## YOUR INSTRUCTIONS
Every line of the material below should be repeated exactly.

++++

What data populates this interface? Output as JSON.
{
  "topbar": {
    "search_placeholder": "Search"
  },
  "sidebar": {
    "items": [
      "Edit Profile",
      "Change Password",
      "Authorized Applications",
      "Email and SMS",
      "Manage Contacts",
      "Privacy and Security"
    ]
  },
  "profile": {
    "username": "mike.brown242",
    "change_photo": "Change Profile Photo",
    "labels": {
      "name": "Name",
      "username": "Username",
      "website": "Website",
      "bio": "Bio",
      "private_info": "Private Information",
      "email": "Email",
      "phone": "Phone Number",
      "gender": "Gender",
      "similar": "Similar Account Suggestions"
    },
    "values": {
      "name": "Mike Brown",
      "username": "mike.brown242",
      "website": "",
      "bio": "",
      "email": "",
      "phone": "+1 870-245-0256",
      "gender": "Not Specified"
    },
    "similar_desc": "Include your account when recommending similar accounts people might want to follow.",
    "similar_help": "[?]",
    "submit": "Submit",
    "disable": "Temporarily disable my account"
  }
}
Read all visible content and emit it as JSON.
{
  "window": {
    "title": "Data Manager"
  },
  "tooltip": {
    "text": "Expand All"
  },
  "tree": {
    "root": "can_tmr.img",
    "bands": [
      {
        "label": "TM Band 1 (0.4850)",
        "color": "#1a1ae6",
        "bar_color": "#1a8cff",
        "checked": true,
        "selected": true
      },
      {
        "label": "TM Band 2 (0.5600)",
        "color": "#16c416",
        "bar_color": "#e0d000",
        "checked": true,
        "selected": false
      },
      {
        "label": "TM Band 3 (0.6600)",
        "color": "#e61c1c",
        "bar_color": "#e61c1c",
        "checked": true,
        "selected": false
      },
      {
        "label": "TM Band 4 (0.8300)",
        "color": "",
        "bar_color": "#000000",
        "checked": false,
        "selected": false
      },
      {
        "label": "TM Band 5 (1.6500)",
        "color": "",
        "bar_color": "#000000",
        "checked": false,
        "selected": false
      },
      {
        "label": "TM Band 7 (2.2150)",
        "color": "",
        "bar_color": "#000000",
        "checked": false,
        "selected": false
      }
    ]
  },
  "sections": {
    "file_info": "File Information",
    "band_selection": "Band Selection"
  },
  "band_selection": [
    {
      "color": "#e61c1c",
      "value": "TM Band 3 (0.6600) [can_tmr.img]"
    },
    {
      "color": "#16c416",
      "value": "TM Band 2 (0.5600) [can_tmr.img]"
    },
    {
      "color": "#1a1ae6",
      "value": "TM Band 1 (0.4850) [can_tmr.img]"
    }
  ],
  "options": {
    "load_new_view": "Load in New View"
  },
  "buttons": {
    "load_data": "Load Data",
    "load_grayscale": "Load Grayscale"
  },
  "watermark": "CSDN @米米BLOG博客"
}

++++

## RIGHT ANSWER
What data populates this interface? Output as JSON.
{
  "topbar": {
    "search_placeholder": "Search"
  },
  "sidebar": {
    "items": [
      "Edit Profile",
      "Change Password",
      "Authorized Applications",
      "Email and SMS",
      "Manage Contacts",
      "Privacy and Security"
    ]
  },
  "profile": {
    "username": "mike.brown242",
    "change_photo": "Change Profile Photo",
    "labels": {
      "name": "Name",
      "username": "Username",
      "website": "Website",
      "bio": "Bio",
      "private_info": "Private Information",
      "email": "Email",
      "phone": "Phone Number",
      "gender": "Gender",
      "similar": "Similar Account Suggestions"
    },
    "values": {
      "name": "Mike Brown",
      "username": "mike.brown242",
      "website": "",
      "bio": "",
      "email": "",
      "phone": "+1 870-245-0256",
      "gender": "Not Specified"
    },
    "similar_desc": "Include your account when recommending similar accounts people might want to follow.",
    "similar_help": "[?]",
    "submit": "Submit",
    "disable": "Temporarily disable my account"
  }
}
Read all visible content and emit it as JSON.
{
  "window": {
    "title": "Data Manager"
  },
  "tooltip": {
    "text": "Expand All"
  },
  "tree": {
    "root": "can_tmr.img",
    "bands": [
      {
        "label": "TM Band 1 (0.4850)",
        "color": "#1a1ae6",
        "bar_color": "#1a8cff",
        "checked": true,
        "selected": true
      },
      {
        "label": "TM Band 2 (0.5600)",
        "color": "#16c416",
        "bar_color": "#e0d000",
        "checked": true,
        "selected": false
      },
      {
        "label": "TM Band 3 (0.6600)",
        "color": "#e61c1c",
        "bar_color": "#e61c1c",
        "checked": true,
        "selected": false
      },
      {
        "label": "TM Band 4 (0.8300)",
        "color": "",
        "bar_color": "#000000",
        "checked": false,
        "selected": false
      },
      {
        "label": "TM Band 5 (1.6500)",
        "color": "",
        "bar_color": "#000000",
        "checked": false,
        "selected": false
      },
      {
        "label": "TM Band 7 (2.2150)",
        "color": "",
        "bar_color": "#000000",
        "checked": false,
        "selected": false
      }
    ]
  },
  "sections": {
    "file_info": "File Information",
    "band_selection": "Band Selection"
  },
  "band_selection": [
    {
      "color": "#e61c1c",
      "value": "TM Band 3 (0.6600) [can_tmr.img]"
    },
    {
      "color": "#16c416",
      "value": "TM Band 2 (0.5600) [can_tmr.img]"
    },
    {
      "color": "#1a1ae6",
      "value": "TM Band 1 (0.4850) [can_tmr.img]"
    }
  ],
  "options": {
    "load_new_view": "Load in New View"
  },
  "buttons": {
    "load_data": "Load Data",
    "load_grayscale": "Load Grayscale"
  },
  "watermark": "CSDN @米米BLOG博客"
}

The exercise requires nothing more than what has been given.